Dataset items:

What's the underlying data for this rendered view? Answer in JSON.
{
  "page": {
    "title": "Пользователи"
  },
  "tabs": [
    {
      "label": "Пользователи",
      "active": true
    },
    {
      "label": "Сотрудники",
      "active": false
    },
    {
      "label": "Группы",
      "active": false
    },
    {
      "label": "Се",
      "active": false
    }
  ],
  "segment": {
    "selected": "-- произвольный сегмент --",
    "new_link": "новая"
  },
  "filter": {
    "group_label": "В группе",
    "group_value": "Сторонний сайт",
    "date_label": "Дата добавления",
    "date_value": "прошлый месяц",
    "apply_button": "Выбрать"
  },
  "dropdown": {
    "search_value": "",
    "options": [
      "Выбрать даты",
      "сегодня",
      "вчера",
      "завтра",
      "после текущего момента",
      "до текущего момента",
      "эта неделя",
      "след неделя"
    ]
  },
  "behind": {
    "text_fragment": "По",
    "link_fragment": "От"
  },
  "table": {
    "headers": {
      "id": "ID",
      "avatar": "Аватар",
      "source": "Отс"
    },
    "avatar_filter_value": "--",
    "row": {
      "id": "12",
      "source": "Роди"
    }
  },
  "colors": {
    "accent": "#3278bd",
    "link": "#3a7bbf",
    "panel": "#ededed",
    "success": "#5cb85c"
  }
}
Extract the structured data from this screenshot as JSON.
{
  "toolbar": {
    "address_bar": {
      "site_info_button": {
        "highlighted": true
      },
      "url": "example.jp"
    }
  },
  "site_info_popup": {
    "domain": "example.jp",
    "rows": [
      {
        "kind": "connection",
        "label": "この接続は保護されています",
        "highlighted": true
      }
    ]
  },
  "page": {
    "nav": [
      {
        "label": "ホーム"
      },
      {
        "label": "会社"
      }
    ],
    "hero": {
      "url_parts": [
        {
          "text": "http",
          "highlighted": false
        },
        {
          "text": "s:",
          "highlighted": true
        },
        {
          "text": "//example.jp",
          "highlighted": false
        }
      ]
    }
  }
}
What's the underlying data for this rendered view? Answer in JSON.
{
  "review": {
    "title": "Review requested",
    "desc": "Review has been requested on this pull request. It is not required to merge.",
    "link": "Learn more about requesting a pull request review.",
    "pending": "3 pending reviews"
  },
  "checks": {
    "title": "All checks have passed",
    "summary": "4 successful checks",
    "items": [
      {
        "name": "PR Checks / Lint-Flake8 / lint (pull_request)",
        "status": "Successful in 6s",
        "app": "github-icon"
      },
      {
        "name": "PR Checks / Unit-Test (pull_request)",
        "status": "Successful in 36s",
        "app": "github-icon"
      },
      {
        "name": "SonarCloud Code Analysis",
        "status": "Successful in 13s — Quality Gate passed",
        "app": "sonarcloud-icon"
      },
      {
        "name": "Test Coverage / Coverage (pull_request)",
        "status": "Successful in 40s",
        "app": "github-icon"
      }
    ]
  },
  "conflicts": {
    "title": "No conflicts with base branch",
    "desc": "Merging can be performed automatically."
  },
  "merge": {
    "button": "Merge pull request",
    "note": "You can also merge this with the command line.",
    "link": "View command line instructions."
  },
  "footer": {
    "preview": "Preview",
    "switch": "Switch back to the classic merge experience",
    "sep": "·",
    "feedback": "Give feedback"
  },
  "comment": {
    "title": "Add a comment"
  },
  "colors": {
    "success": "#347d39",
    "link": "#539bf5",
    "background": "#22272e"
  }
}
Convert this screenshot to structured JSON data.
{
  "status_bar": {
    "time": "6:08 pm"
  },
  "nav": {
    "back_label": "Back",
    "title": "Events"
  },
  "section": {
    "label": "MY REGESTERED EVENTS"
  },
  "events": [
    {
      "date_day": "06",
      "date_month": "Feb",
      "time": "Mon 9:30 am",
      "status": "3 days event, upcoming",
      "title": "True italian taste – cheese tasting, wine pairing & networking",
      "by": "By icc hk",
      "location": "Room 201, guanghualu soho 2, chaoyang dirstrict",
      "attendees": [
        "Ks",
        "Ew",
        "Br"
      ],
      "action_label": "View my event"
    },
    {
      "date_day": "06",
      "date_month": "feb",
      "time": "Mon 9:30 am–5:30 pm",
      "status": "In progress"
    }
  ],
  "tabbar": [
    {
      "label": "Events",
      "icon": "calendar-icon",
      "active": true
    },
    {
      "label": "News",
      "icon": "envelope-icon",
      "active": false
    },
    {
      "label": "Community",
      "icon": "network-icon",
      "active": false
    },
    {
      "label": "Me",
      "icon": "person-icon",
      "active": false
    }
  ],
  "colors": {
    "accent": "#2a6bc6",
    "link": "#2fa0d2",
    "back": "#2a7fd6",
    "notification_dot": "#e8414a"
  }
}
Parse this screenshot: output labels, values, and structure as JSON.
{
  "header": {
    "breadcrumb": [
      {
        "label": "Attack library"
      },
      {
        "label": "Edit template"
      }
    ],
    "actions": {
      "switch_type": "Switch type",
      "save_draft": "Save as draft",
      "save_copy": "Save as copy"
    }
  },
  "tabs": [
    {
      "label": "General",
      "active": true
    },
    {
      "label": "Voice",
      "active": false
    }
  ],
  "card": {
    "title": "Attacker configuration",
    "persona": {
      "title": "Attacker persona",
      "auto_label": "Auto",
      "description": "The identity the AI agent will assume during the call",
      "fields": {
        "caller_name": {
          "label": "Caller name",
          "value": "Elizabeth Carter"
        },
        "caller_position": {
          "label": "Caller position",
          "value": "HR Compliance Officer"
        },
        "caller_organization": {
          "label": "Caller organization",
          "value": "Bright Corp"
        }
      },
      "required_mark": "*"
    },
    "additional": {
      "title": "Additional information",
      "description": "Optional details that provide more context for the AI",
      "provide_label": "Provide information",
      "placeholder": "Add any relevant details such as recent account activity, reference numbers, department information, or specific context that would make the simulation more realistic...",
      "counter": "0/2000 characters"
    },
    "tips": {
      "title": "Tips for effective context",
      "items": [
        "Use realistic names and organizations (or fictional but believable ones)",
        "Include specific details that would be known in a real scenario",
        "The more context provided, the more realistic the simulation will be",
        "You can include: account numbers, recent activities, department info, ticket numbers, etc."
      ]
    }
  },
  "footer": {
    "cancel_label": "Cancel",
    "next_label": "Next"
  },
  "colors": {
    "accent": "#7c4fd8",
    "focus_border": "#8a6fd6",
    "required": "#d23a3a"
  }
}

What the task asks:
Your task is to collect every line above that contains the word "текущего".

Task solution:
      "после текущего момента",
      "до текущего момента",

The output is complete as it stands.